■ **TASK GOAL**: Return each line of the records holding the string "color".
[START]
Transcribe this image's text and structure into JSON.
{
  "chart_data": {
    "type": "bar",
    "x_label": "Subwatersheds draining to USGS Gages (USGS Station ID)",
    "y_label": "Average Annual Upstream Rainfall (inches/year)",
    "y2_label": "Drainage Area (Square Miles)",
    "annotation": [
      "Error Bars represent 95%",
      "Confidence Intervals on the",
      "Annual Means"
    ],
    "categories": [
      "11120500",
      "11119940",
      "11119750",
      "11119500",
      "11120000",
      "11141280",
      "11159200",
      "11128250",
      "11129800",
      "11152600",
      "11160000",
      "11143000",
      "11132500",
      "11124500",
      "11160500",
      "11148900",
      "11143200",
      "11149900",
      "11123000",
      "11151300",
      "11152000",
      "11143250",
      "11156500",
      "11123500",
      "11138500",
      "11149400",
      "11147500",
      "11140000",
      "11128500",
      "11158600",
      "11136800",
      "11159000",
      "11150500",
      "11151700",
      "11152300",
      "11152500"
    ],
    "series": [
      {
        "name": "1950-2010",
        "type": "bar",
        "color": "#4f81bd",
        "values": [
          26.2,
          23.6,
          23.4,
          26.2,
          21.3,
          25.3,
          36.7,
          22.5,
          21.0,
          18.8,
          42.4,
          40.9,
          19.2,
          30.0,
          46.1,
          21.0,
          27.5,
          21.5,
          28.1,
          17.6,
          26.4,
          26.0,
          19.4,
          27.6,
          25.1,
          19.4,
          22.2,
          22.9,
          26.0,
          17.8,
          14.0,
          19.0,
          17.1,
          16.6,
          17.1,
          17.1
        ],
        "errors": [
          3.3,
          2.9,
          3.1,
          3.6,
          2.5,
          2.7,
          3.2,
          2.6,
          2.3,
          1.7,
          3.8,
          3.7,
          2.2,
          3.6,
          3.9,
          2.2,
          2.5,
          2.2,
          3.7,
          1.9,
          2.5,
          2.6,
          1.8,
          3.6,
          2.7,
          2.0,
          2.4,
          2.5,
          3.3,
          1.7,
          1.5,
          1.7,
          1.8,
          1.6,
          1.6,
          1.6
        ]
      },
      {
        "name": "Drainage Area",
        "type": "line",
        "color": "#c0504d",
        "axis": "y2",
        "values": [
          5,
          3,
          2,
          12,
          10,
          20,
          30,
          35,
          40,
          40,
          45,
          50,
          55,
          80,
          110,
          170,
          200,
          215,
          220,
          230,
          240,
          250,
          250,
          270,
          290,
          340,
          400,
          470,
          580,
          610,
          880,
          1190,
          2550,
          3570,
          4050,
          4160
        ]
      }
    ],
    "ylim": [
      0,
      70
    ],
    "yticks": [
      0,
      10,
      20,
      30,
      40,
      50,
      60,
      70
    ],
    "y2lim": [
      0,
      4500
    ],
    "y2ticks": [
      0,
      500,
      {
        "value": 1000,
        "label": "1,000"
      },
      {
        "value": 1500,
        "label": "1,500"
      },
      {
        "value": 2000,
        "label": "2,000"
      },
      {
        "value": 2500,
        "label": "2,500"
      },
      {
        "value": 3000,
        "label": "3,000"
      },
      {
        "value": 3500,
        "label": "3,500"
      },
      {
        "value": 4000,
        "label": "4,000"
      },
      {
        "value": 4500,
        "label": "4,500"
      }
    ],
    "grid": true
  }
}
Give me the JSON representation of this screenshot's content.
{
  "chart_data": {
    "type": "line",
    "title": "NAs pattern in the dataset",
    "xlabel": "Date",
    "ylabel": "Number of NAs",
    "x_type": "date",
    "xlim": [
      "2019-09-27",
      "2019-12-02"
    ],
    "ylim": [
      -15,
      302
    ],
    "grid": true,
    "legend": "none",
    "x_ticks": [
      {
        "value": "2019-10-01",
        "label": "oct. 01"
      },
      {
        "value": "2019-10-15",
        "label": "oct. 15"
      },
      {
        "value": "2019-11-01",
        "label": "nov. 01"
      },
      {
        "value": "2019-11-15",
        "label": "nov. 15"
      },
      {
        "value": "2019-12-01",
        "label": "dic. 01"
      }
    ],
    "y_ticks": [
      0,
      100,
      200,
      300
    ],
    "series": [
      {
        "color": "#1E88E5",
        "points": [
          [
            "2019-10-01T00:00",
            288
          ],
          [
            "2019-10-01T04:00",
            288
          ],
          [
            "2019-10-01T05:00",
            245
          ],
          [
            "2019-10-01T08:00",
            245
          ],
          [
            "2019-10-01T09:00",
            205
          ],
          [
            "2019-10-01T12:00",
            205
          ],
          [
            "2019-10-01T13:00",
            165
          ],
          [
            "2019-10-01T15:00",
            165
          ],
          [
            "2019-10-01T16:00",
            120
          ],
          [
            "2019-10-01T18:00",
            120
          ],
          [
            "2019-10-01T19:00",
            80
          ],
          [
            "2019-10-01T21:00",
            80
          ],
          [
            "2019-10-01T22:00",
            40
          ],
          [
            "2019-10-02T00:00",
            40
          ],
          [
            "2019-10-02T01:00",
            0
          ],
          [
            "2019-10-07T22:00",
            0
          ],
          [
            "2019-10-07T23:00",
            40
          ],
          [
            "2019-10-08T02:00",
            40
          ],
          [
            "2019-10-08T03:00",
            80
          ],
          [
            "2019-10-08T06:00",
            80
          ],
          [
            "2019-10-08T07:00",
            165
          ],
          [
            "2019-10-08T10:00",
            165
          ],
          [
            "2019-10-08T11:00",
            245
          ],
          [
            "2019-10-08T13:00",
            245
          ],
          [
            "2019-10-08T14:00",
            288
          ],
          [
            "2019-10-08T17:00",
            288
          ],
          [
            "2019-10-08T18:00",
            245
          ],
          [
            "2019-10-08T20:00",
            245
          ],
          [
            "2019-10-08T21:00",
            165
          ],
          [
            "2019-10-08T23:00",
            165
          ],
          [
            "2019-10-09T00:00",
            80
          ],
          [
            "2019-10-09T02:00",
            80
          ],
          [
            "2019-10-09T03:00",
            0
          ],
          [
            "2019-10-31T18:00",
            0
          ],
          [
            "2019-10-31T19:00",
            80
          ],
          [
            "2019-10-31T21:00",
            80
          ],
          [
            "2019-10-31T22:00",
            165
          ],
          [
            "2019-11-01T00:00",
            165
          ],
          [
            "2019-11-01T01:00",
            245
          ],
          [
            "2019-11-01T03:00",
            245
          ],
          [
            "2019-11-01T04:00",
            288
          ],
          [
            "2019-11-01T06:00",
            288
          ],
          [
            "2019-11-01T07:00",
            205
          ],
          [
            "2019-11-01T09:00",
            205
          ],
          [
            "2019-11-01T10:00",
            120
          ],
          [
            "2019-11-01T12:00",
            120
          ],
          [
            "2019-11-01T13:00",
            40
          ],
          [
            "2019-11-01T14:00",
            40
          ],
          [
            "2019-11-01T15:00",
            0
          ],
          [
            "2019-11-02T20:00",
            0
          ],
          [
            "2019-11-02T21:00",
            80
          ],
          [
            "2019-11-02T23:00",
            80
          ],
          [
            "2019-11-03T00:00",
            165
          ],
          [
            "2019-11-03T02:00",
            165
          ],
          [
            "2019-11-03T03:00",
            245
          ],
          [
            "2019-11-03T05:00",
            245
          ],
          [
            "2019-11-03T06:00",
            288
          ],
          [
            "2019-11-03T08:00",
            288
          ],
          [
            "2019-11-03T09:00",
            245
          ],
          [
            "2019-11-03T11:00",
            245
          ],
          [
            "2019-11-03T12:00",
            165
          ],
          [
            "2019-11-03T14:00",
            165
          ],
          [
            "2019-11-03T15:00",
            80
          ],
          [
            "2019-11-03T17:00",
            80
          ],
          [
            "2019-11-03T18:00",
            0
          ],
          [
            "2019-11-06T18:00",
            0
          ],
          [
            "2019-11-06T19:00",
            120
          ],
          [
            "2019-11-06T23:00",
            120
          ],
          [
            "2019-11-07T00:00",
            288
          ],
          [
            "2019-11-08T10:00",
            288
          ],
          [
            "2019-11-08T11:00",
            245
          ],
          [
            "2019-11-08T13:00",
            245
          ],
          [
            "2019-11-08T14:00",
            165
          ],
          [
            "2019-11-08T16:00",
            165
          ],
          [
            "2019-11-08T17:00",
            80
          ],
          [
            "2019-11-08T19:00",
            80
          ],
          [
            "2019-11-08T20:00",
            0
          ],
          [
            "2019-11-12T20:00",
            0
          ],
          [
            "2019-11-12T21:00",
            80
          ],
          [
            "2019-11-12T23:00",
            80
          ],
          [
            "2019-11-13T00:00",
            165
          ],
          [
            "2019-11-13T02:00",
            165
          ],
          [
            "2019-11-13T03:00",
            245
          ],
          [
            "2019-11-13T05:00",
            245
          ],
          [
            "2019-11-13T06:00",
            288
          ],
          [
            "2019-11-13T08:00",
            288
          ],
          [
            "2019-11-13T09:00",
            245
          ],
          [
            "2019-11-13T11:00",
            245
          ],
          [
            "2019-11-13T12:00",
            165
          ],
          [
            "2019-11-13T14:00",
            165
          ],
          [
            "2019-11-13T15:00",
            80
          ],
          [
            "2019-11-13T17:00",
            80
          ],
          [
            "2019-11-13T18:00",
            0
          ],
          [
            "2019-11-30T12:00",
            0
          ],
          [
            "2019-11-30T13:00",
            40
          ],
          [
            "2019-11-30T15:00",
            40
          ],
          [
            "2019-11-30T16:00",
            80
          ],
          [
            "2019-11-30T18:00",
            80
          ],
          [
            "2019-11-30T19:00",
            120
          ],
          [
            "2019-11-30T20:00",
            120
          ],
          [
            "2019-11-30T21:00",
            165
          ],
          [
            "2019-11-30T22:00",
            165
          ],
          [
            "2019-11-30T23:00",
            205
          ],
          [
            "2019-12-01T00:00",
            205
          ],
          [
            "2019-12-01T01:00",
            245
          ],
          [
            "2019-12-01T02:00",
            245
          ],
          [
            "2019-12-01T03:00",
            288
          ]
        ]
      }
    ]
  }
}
[END]
■ **OUTPUT**:
        "color": "#4f81bd",
        "color": "#c0504d",
        "color": "#1E88E5",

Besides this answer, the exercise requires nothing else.